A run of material
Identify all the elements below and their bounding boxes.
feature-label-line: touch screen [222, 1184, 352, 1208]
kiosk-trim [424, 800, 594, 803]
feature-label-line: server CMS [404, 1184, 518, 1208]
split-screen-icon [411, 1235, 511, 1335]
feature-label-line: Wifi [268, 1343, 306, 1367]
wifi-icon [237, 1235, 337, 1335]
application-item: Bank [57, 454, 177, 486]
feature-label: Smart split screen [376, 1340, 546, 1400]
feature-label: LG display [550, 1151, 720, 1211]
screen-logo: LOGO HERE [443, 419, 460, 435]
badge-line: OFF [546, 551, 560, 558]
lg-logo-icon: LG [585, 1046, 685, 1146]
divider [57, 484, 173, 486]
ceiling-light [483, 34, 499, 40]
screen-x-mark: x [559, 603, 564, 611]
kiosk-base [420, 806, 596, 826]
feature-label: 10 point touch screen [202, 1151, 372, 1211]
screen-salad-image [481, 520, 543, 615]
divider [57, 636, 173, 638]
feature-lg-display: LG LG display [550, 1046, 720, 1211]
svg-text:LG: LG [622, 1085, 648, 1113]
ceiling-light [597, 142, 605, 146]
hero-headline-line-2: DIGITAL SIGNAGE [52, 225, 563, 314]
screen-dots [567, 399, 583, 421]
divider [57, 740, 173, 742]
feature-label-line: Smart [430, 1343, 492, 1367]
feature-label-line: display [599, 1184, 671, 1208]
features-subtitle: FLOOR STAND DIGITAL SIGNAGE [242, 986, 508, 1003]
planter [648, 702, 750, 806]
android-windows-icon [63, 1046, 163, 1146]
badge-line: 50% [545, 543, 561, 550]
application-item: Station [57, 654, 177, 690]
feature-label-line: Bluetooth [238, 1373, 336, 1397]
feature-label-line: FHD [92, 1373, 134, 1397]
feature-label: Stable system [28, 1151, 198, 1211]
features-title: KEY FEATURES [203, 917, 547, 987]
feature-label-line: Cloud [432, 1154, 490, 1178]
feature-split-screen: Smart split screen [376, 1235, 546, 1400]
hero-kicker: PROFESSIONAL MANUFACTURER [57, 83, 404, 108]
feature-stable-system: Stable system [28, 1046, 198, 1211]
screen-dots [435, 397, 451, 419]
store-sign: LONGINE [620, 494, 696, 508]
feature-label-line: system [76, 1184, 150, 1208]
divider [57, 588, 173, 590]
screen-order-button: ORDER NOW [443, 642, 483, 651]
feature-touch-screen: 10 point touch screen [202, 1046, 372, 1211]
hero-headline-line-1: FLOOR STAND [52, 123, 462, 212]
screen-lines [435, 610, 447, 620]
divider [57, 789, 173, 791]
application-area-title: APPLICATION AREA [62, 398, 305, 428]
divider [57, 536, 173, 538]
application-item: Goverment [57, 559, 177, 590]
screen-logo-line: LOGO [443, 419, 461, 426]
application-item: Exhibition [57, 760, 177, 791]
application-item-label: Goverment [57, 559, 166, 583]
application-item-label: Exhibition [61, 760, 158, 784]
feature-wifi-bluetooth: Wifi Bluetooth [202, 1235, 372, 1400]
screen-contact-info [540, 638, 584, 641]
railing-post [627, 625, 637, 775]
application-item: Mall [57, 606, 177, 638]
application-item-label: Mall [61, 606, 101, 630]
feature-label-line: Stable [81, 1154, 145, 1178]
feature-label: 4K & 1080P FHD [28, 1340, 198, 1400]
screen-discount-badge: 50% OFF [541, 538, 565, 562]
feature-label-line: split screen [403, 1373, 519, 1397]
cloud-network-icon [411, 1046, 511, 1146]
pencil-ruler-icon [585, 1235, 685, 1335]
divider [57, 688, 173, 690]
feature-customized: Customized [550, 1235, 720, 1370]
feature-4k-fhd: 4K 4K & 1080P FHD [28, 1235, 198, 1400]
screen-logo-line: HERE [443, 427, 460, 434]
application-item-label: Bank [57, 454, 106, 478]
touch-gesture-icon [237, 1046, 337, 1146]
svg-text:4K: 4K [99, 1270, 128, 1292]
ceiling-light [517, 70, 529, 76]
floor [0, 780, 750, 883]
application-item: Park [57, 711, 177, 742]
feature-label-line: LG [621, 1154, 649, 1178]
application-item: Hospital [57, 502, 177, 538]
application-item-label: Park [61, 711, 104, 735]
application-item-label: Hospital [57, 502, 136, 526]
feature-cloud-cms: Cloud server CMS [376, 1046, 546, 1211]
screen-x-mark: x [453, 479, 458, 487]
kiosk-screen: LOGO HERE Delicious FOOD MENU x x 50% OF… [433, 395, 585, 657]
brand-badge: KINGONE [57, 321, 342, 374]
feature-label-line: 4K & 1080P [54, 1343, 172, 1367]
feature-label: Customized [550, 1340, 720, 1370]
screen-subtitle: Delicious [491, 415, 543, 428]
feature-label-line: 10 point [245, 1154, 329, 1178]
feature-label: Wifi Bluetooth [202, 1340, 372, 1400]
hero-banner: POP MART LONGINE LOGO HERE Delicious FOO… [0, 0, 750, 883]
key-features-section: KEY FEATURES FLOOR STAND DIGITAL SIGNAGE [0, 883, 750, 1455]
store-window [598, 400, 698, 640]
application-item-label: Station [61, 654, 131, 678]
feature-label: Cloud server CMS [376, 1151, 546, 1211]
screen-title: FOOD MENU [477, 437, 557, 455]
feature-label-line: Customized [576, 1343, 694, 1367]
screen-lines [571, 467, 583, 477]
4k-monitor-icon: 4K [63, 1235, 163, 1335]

§ **Work to be completed**: Please count the lines of the material above that contain the string "headline", and reply with the number alone.

§ **Exercise solution**: 2